Keep only the lines of the listing that include the word "Valve", and copy them.

[START GIVEN DATA]

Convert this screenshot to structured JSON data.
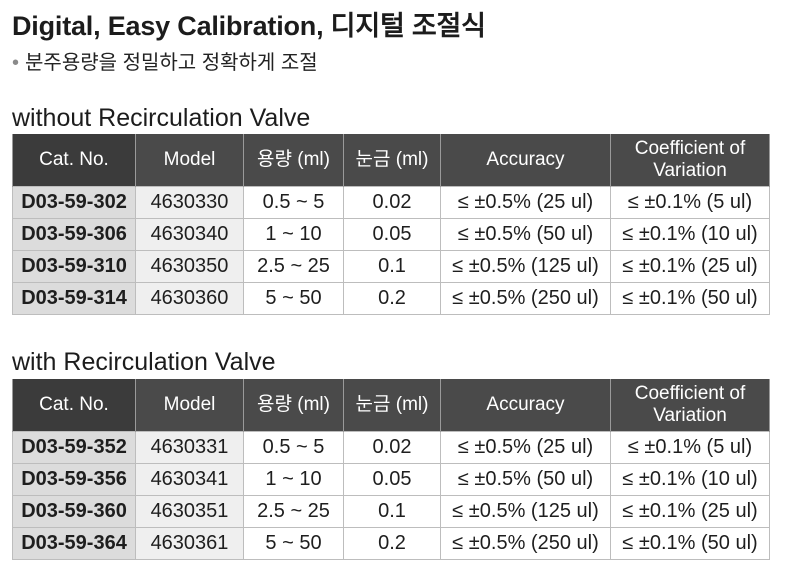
{
  "header": {
    "title": "Digital, Easy Calibration, 디지털 조절식",
    "subtitle": "분주용량을 정밀하고 정확하게 조절"
  },
  "columns": [
    "Cat. No.",
    "Model",
    "용량 (ml)",
    "눈금 (ml)",
    "Accuracy",
    "Coefficient of Variation"
  ],
  "sections": [
    {
      "title": "without Recirculation Valve",
      "rows": [
        {
          "cat": "D03-59-302",
          "model": "4630330",
          "volume": "0.5 ~ 5",
          "scale": "0.02",
          "accuracy": "≤ ±0.5% (25 ul)",
          "cv": "≤ ±0.1% (5 ul)"
        },
        {
          "cat": "D03-59-306",
          "model": "4630340",
          "volume": "1 ~ 10",
          "scale": "0.05",
          "accuracy": "≤ ±0.5% (50 ul)",
          "cv": "≤ ±0.1% (10 ul)"
        },
        {
          "cat": "D03-59-310",
          "model": "4630350",
          "volume": "2.5 ~ 25",
          "scale": "0.1",
          "accuracy": "≤ ±0.5% (125 ul)",
          "cv": "≤ ±0.1% (25 ul)"
        },
        {
          "cat": "D03-59-314",
          "model": "4630360",
          "volume": "5 ~ 50",
          "scale": "0.2",
          "accuracy": "≤ ±0.5% (250 ul)",
          "cv": "≤ ±0.1% (50 ul)"
        }
      ]
    },
    {
      "title": "with Recirculation Valve",
      "rows": [
        {
          "cat": "D03-59-352",
          "model": "4630331",
          "volume": "0.5 ~ 5",
          "scale": "0.02",
          "accuracy": "≤ ±0.5% (25 ul)",
          "cv": "≤ ±0.1% (5 ul)"
        },
        {
          "cat": "D03-59-356",
          "model": "4630341",
          "volume": "1 ~ 10",
          "scale": "0.05",
          "accuracy": "≤ ±0.5% (50 ul)",
          "cv": "≤ ±0.1% (10 ul)"
        },
        {
          "cat": "D03-59-360",
          "model": "4630351",
          "volume": "2.5 ~ 25",
          "scale": "0.1",
          "accuracy": "≤ ±0.5% (125 ul)",
          "cv": "≤ ±0.1% (25 ul)"
        },
        {
          "cat": "D03-59-364",
          "model": "4630361",
          "volume": "5 ~ 50",
          "scale": "0.2",
          "accuracy": "≤ ±0.5% (250 ul)",
          "cv": "≤ ±0.1% (50 ul)"
        }
      ]
    }
  ]
}
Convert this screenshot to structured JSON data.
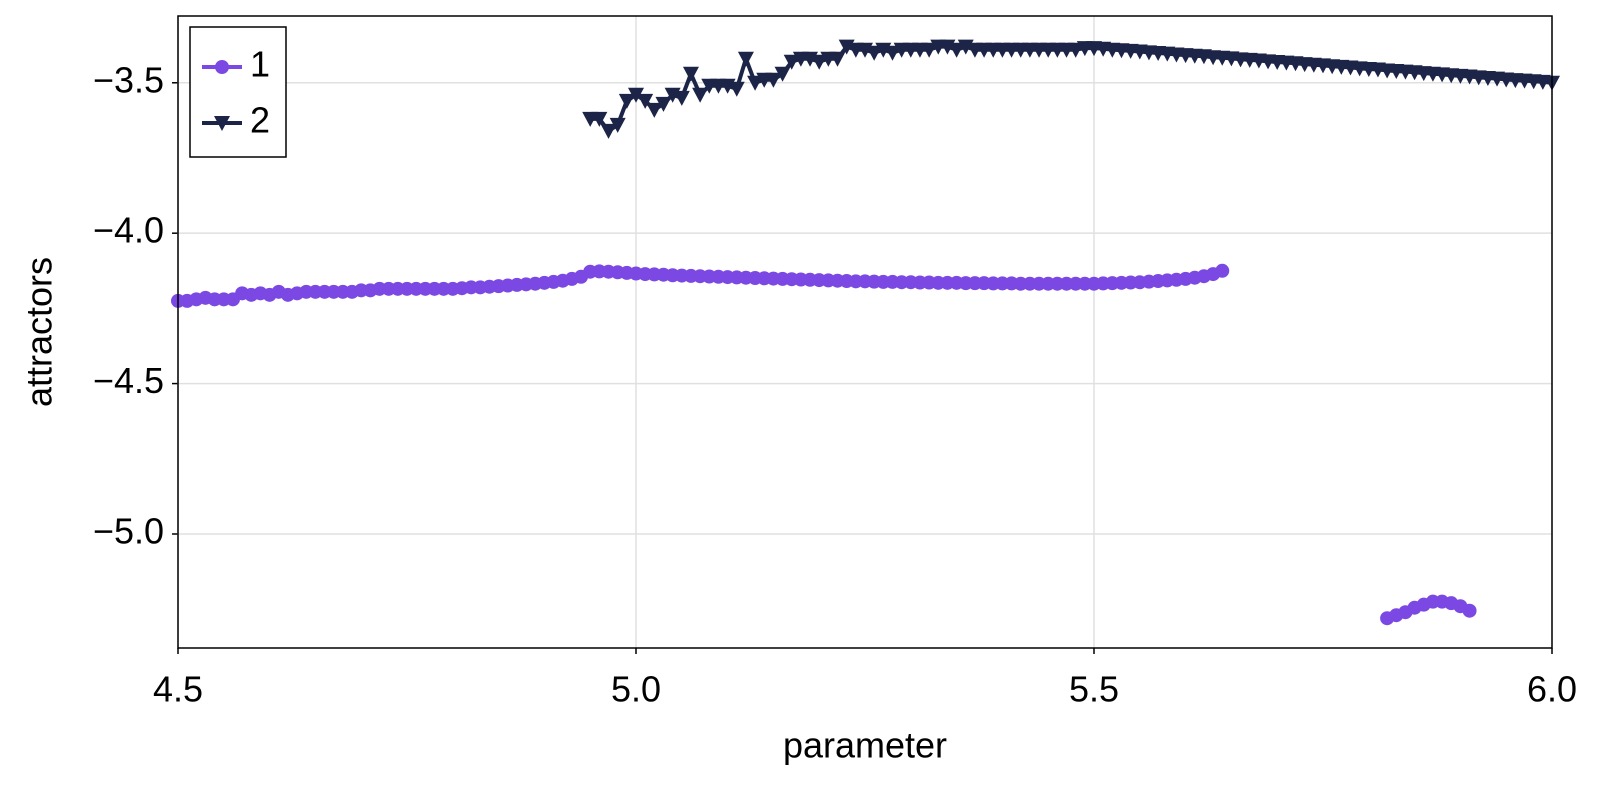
{
  "chart_data": {
    "type": "line",
    "x_label": "parameter",
    "y_label": "attractors",
    "x": [
      4.5,
      4.51,
      4.52,
      4.53,
      4.54,
      4.55,
      4.56,
      4.57,
      4.58,
      4.59,
      4.6,
      4.61,
      4.62,
      4.63,
      4.64,
      4.65,
      4.66,
      4.67,
      4.68,
      4.69,
      4.7,
      4.71,
      4.72,
      4.73,
      4.74,
      4.75,
      4.76,
      4.77,
      4.78,
      4.79,
      4.8,
      4.81,
      4.82,
      4.83,
      4.84,
      4.85,
      4.86,
      4.87,
      4.88,
      4.89,
      4.9,
      4.91,
      4.92,
      4.93,
      4.94,
      4.95,
      4.96,
      4.97,
      4.98,
      4.99,
      5.0,
      5.01,
      5.02,
      5.03,
      5.04,
      5.05,
      5.06,
      5.07,
      5.08,
      5.09,
      5.1,
      5.11,
      5.12,
      5.13,
      5.14,
      5.15,
      5.16,
      5.17,
      5.18,
      5.19,
      5.2,
      5.21,
      5.22,
      5.23,
      5.24,
      5.25,
      5.26,
      5.27,
      5.28,
      5.29,
      5.3,
      5.31,
      5.32,
      5.33,
      5.34,
      5.35,
      5.36,
      5.37,
      5.38,
      5.39,
      5.4,
      5.41,
      5.42,
      5.43,
      5.44,
      5.45,
      5.46,
      5.47,
      5.48,
      5.49,
      5.5,
      5.51,
      5.52,
      5.53,
      5.54,
      5.55,
      5.56,
      5.57,
      5.58,
      5.59,
      5.6,
      5.61,
      5.62,
      5.63,
      5.64,
      5.65,
      5.66,
      5.67,
      5.68,
      5.69,
      5.7,
      5.71,
      5.72,
      5.73,
      5.74,
      5.75,
      5.76,
      5.77,
      5.78,
      5.79,
      5.8,
      5.81,
      5.82,
      5.83,
      5.84,
      5.85,
      5.86,
      5.87,
      5.88,
      5.89,
      5.9,
      5.91,
      5.92,
      5.93,
      5.94,
      5.95,
      5.96,
      5.97,
      5.98,
      5.99,
      6.0
    ],
    "series": [
      {
        "name": "1",
        "color": "#7b48e4",
        "marker": "circle",
        "values": [
          -4.225,
          -4.225,
          -4.22,
          -4.215,
          -4.22,
          -4.22,
          -4.22,
          -4.2,
          -4.205,
          -4.2,
          -4.205,
          -4.195,
          -4.205,
          -4.2,
          -4.195,
          -4.195,
          -4.195,
          -4.195,
          -4.195,
          -4.195,
          -4.19,
          -4.19,
          -4.185,
          -4.185,
          -4.185,
          -4.185,
          -4.185,
          -4.185,
          -4.185,
          -4.185,
          -4.185,
          -4.183,
          -4.18,
          -4.18,
          -4.178,
          -4.176,
          -4.174,
          -4.172,
          -4.17,
          -4.168,
          -4.165,
          -4.162,
          -4.158,
          -4.152,
          -4.145,
          -4.128,
          -4.127,
          -4.128,
          -4.13,
          -4.132,
          -4.134,
          -4.136,
          -4.137,
          -4.138,
          -4.14,
          -4.141,
          -4.142,
          -4.143,
          -4.144,
          -4.145,
          -4.146,
          -4.147,
          -4.148,
          -4.149,
          -4.15,
          -4.151,
          -4.152,
          -4.153,
          -4.154,
          -4.155,
          -4.156,
          -4.157,
          -4.158,
          -4.159,
          -4.16,
          -4.16,
          -4.161,
          -4.162,
          -4.162,
          -4.163,
          -4.163,
          -4.164,
          -4.164,
          -4.165,
          -4.165,
          -4.165,
          -4.166,
          -4.166,
          -4.166,
          -4.167,
          -4.167,
          -4.167,
          -4.168,
          -4.168,
          -4.168,
          -4.168,
          -4.168,
          -4.168,
          -4.168,
          -4.168,
          -4.168,
          -4.167,
          -4.166,
          -4.165,
          -4.164,
          -4.163,
          -4.161,
          -4.159,
          -4.157,
          -4.155,
          -4.152,
          -4.148,
          -4.143,
          -4.136,
          -4.125,
          null,
          null,
          null,
          null,
          null,
          null,
          null,
          null,
          null,
          null,
          null,
          null,
          null,
          null,
          null,
          null,
          null,
          -5.28,
          -5.27,
          -5.26,
          -5.245,
          -5.235,
          -5.225,
          -5.225,
          -5.23,
          -5.24,
          -5.255,
          null,
          null,
          null,
          null,
          null,
          null,
          null,
          null,
          null
        ]
      },
      {
        "name": "2",
        "color": "#1c2448",
        "marker": "triangle-down",
        "values": [
          null,
          null,
          null,
          null,
          null,
          null,
          null,
          null,
          null,
          null,
          null,
          null,
          null,
          null,
          null,
          null,
          null,
          null,
          null,
          null,
          null,
          null,
          null,
          null,
          null,
          null,
          null,
          null,
          null,
          null,
          null,
          null,
          null,
          null,
          null,
          null,
          null,
          null,
          null,
          null,
          null,
          null,
          null,
          null,
          null,
          -3.62,
          -3.62,
          -3.66,
          -3.64,
          -3.56,
          -3.54,
          -3.56,
          -3.59,
          -3.57,
          -3.54,
          -3.55,
          -3.47,
          -3.54,
          -3.51,
          -3.51,
          -3.51,
          -3.52,
          -3.42,
          -3.5,
          -3.49,
          -3.49,
          -3.47,
          -3.43,
          -3.42,
          -3.42,
          -3.43,
          -3.42,
          -3.42,
          -3.38,
          -3.39,
          -3.39,
          -3.4,
          -3.39,
          -3.4,
          -3.39,
          -3.39,
          -3.39,
          -3.39,
          -3.38,
          -3.38,
          -3.39,
          -3.38,
          -3.39,
          -3.39,
          -3.39,
          -3.39,
          -3.39,
          -3.39,
          -3.39,
          -3.39,
          -3.39,
          -3.39,
          -3.39,
          -3.39,
          -3.385,
          -3.385,
          -3.387,
          -3.39,
          -3.392,
          -3.394,
          -3.396,
          -3.399,
          -3.401,
          -3.403,
          -3.406,
          -3.408,
          -3.41,
          -3.412,
          -3.415,
          -3.417,
          -3.419,
          -3.422,
          -3.424,
          -3.426,
          -3.429,
          -3.431,
          -3.433,
          -3.435,
          -3.438,
          -3.44,
          -3.442,
          -3.445,
          -3.447,
          -3.449,
          -3.452,
          -3.454,
          -3.456,
          -3.459,
          -3.461,
          -3.463,
          -3.465,
          -3.468,
          -3.47,
          -3.472,
          -3.475,
          -3.477,
          -3.479,
          -3.482,
          -3.484,
          -3.486,
          -3.489,
          -3.491,
          -3.493,
          -3.495,
          -3.497,
          -3.5
        ]
      }
    ],
    "xlim": [
      4.5,
      6.0
    ],
    "ylim": [
      -5.379,
      -3.278
    ],
    "xticks": [
      4.5,
      {
        "value": 5.0,
        "label": "5.0"
      },
      5.5,
      {
        "value": 6.0,
        "label": "6.0"
      }
    ],
    "yticks": [
      {
        "value": -5.0,
        "label": "−5.0"
      },
      {
        "value": -4.5,
        "label": "−4.5"
      },
      {
        "value": -4.0,
        "label": "−4.0"
      },
      {
        "value": -3.5,
        "label": "−3.5"
      }
    ],
    "grid": true,
    "legend": "top-left"
  }
}
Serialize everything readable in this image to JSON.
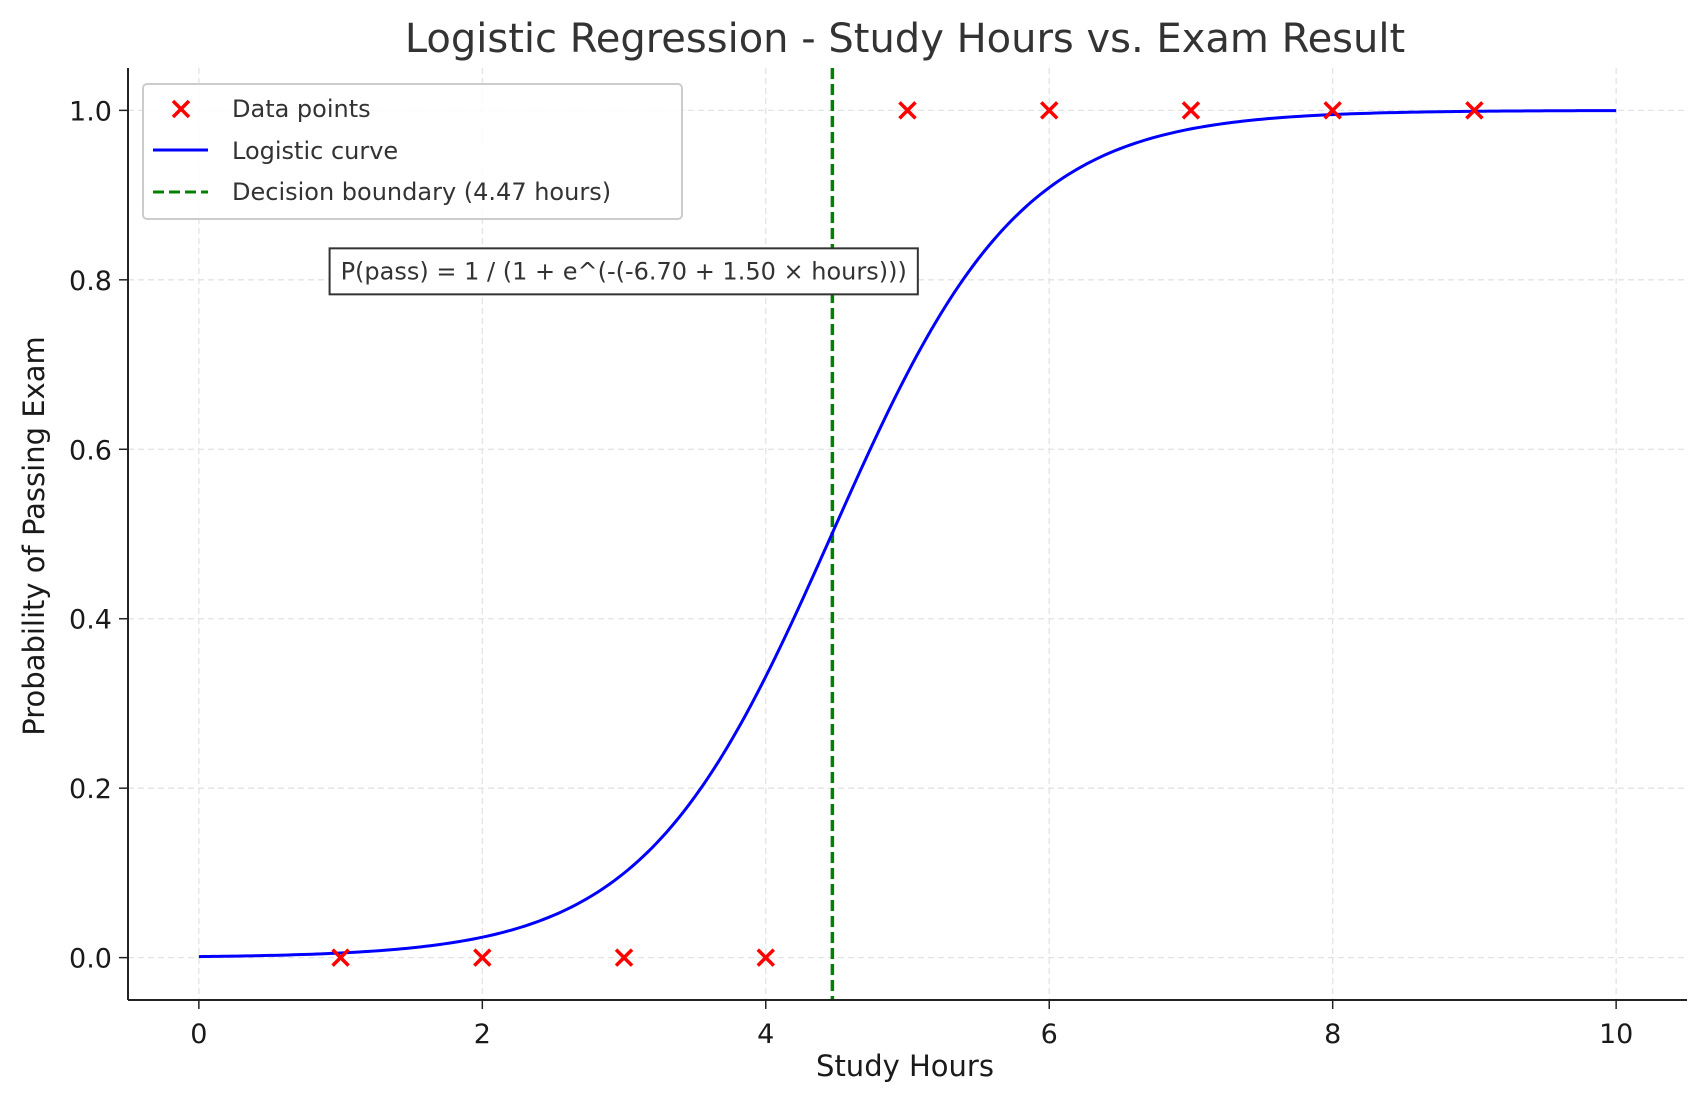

[END GIVEN DATA]

● **TASK OUTPUT**:
      "title": "without Recirculation Valve",
      "title": "with Recirculation Valve",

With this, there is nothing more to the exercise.